Filter the records below down to lines containing "процесса".
START RECORD EXCERPTS
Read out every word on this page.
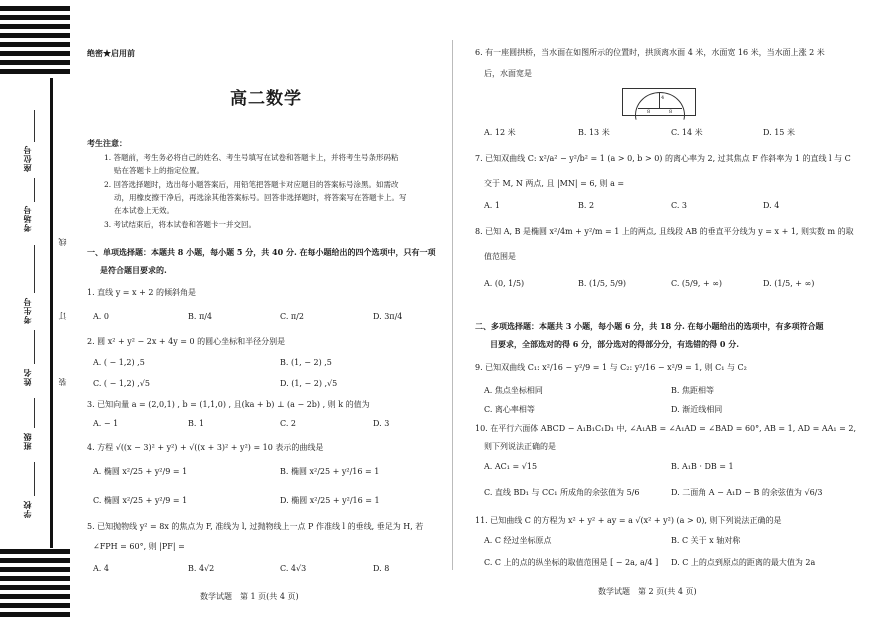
座位号
考场号
考生号
姓名
班级
学校
线
订
装
绝密★启用前
高二数学
考生注意：
1. 答题前，考生务必将自己的姓名、考生号填写在试卷和答题卡上，并将考生号条形码粘
贴在答题卡上的指定位置。
2. 回答选择题时，选出每小题答案后，用铅笔把答题卡对应题目的答案标号涂黑。如需改
动，用橡皮擦干净后，再选涂其他答案标号。回答非选择题时，将答案写在答题卡上。写
在本试卷上无效。
3. 考试结束后，将本试卷和答题卡一并交回。
一、单项选择题：本题共 8 小题，每小题 5 分，共 40 分. 在每小题给出的四个选项中，只有一项
是符合题目要求的.
1. 直线 y = x + 2 的倾斜角是
A. 0	B. π/4	C. π/2	D. 3π/4
2. 圆 x² + y² − 2x + 4y = 0 的圆心坐标和半径分别是
A. ( − 1,2) ,5	B. (1, − 2) ,5
C. ( − 1,2) ,√5	D. (1, − 2) ,√5
3. 已知向量 a = (2,0,1) , b = (1,1,0) , 且(ka + b) ⊥ (a − 2b) , 则 k 的值为
A. − 1	B. 1	C. 2	D. 3
4. 方程 √((x − 3)² + y²) + √((x + 3)² + y²) = 10 表示的曲线是
A. 椭圆 x²/25 + y²/9 = 1	B. 椭圆 x²/25 + y²/16 = 1
C. 椭圆 x²/25 + y²/9 = 1	D. 椭圆 x²/25 + y²/16 = 1
5. 已知抛物线 y² = 8x 的焦点为 F, 准线为 l, 过抛物线上一点 P 作准线 l 的垂线, 垂足为 H, 若
∠FPH = 60°, 则 |PF| =
A. 4	B. 4√2	C. 4√3	D. 8
数学试题　第 1 页(共 4 页)
6. 有一座圆拱桥，当水面在如图所示的位置时，拱顶离水面 4 米，水面宽 16 米，当水面上涨 2 米
后，水面宽是
4
8	8
A. 12 米	B. 13 米	C. 14 米	D. 15 米
7. 已知双曲线 C: x²/a² − y²/b² = 1 (a > 0, b > 0) 的离心率为 2, 过其焦点 F 作斜率为 1 的直线 l 与 C
交于 M, N 两点, 且 |MN| = 6, 则 a =
A. 1	B. 2	C. 3	D. 4
8. 已知 A, B 是椭圆 x²/4m + y²/m = 1 上的两点, 且线段 AB 的垂直平分线为 y = x + 1, 则实数 m 的取
值范围是
A. (0, 1/5)	B. (1/5, 5/9)	C. (5/9, + ∞)	D. (1/5, + ∞)
二、多项选择题：本题共 3 小题，每小题 6 分，共 18 分. 在每小题给出的选项中，有多项符合题
目要求，全部选对的得 6 分，部分选对的得部分分，有选错的得 0 分.
9. 已知双曲线 C₁: x²/16 − y²/9 = 1 与 C₂: y²/16 − x²/9 = 1, 则 C₁ 与 C₂
A. 焦点坐标相同	B. 焦距相等
C. 离心率相等	D. 渐近线相同
10. 在平行六面体 ABCD − A₁B₁C₁D₁ 中, ∠A₁AB = ∠A₁AD = ∠BAD = 60°, AB = 1, AD = AA₁ = 2,
则下列说法正确的是
A. AC₁ = √15	B. A₁B · DB = 1
C. 直线 BD₁ 与 CC₁ 所成角的余弦值为 5/6	D. 二面角 A − A₁D − B 的余弦值为 √6/3
11. 已知曲线 C 的方程为 x² + y² + ay = a √(x² + y²) (a > 0), 则下列说法正确的是
A. C 经过坐标原点	B. C 关于 x 轴对称
C. C 上的点的纵坐标的取值范围是 [ − 2a, a/4 ] D. C 上的点到原点的距离的最大值为 2a
数学试题　第 2 页(共 4 页)
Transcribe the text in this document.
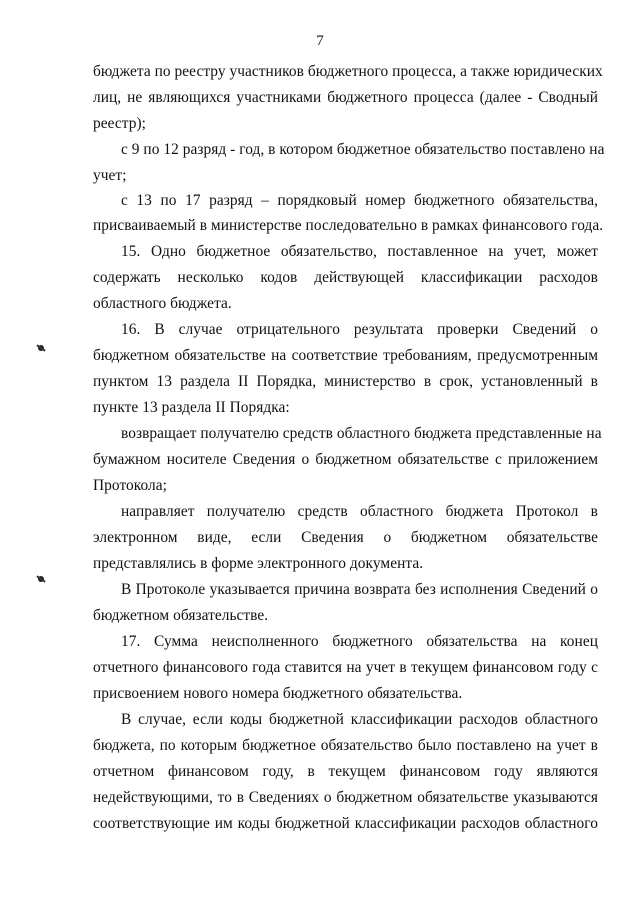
7
бюджета по реестру участников бюджетного процесса, а также юридических
лиц, не являющихся участниками бюджетного процесса (далее - Сводный
реестр);
с 9 по 12 разряд - год, в котором бюджетное обязательство поставлено на
учет;
с 13 по 17 разряд – порядковый номер бюджетного обязательства,
присваиваемый в министерстве последовательно в рамках финансового года.
15. Одно бюджетное обязательство, поставленное на учет, может
содержать несколько кодов действующей классификации расходов
областного бюджета.
16. В случае отрицательного результата проверки Сведений о
бюджетном обязательстве на соответствие требованиям, предусмотренным
пунктом 13 раздела II Порядка, министерство в срок, установленный в
пункте 13 раздела II Порядка:
возвращает получателю средств областного бюджета представленные на
бумажном носителе Сведения о бюджетном обязательстве с приложением
Протокола;
направляет получателю средств областного бюджета Протокол в
электронном виде, если Сведения о бюджетном обязательстве
представлялись в форме электронного документа.
В Протоколе указывается причина возврата без исполнения Сведений о
бюджетном обязательстве.
17. Сумма неисполненного бюджетного обязательства на конец
отчетного финансового года ставится на учет в текущем финансовом году с
присвоением нового номера бюджетного обязательства.
В случае, если коды бюджетной классификации расходов областного
бюджета, по которым бюджетное обязательство было поставлено на учет в
отчетном финансовом году, в текущем финансовом году являются
недействующими, то в Сведениях о бюджетном обязательстве указываются
соответствующие им коды бюджетной классификации расходов областного
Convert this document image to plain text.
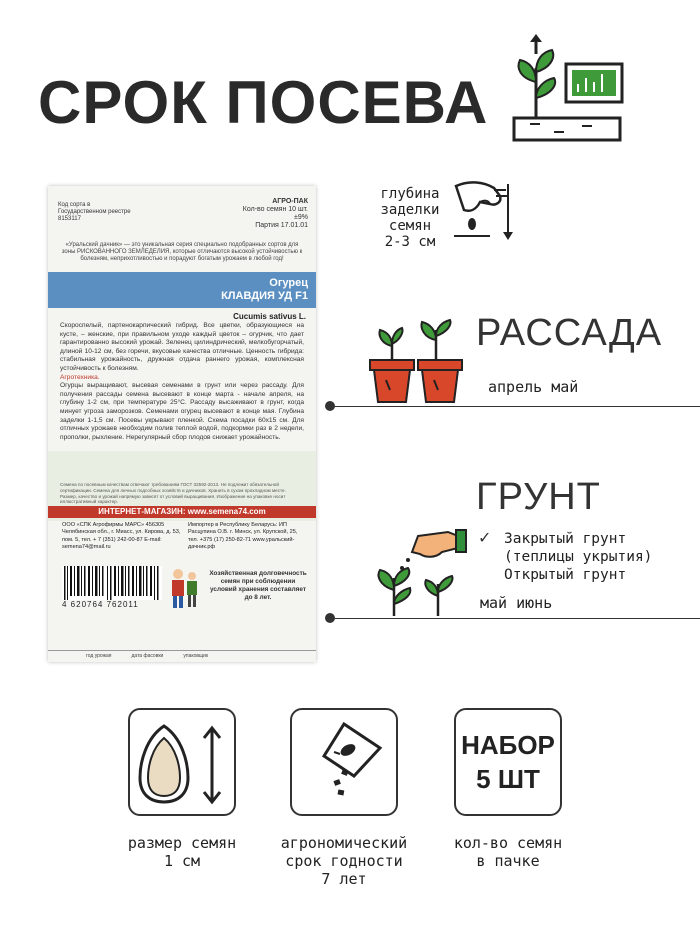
СРОК ПОСЕВА
Код сорта в Государственном реестре 8153117
АГРО-ПАК
Кол-во семян 10 шт. ±9%
Партия 17.01.01
«Уральский дачник» — это уникальная серия специально подобранных сортов для зоны РИСКОВАННОГО ЗЕМЛЕДЕЛИЯ, которые отличаются высокой устойчивостью к болезням, неприхотливостью и порадуют богатым урожаем в любой год!
Огурец
КЛАВДИЯ УД F1
Cucumis sativus L.
Скороспелый, партенокарпический гибрид. Все цветки, образующиеся на кусте, – женские, при правильном уходе каждый цветок – огурчик, что дает гарантированно высокий урожай. Зеленец цилиндрический, мелкобугорчатый, длиной 10-12 см, без горечи, вкусовые качества отличные. Ценность гибрида: стабильная урожайность, дружная отдача раннего урожая, комплексная устойчивость к болезням.
Агротехника.
Огурцы выращивают, высевая семенами в грунт или через рассаду. Для получения рассады семена высевают в конце марта - начале апреля, на глубину 1-2 см, при температуре 25°С. Рассаду высаживают в грунт, когда минует угроза заморозков. Семенами огурец высевают в конце мая. Глубина заделки 1-1,5 см. Посевы укрывают пленкой. Схема посадки 60х15 см. Для отличных урожаев необходим полив теплой водой, подкормки раз в 2 недели, прополки, рыхление. Нерегулярный сбор плодов снижает урожайность.
Семена по посевным качествам отвечают требованиям ГОСТ 32592-2013. Не подлежит обязательной сертификации. Семена для личных подсобных хозяйств и дачников. Хранить в сухом прохладном месте. Размер, качество и урожай напрямую зависят от условий выращивания. Изображение на упаковке носит иллюстративный характер.
ИНТЕРНЕТ-МАГАЗИН: www.semena74.com
ООО «СПК Агрофирмы МАРС» 456305 Челябинская обл., г. Миасс, ул. Кирова, д. 53, пом. 5, тел. + 7 (351) 242-00-87 E-mail: semena74@mail.ru
Импортер в Республику Беларусь: ИП Расцупина О.В. г. Минск, ул. Крупской, 25, тел. +375 (17) 250-82-71 www.уральский-дачник.рф
4 620764 762011
Хозяйственная долговечность семян при соблюдении условий хранения составляет до 8 лет.
год урожая	дата фасовки	упаковщик
глубина
заделки
семян
2-3 см
РАССАДА
апрель май
ГРУНТ
✓ Закрытый грунт
(теплицы укрытия)
Открытый грунт
май июнь
НАБОР
5 ШТ
размер семян
1 см
агрономический
срок годности
7 лет
кол-во семян
в пачке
END RECORD EXCERPTS
◆ THE COMPLETED TASK
бюджета по реестру участников бюджетного процесса, а также юридических
лиц, не являющихся участниками бюджетного процесса (далее - Сводный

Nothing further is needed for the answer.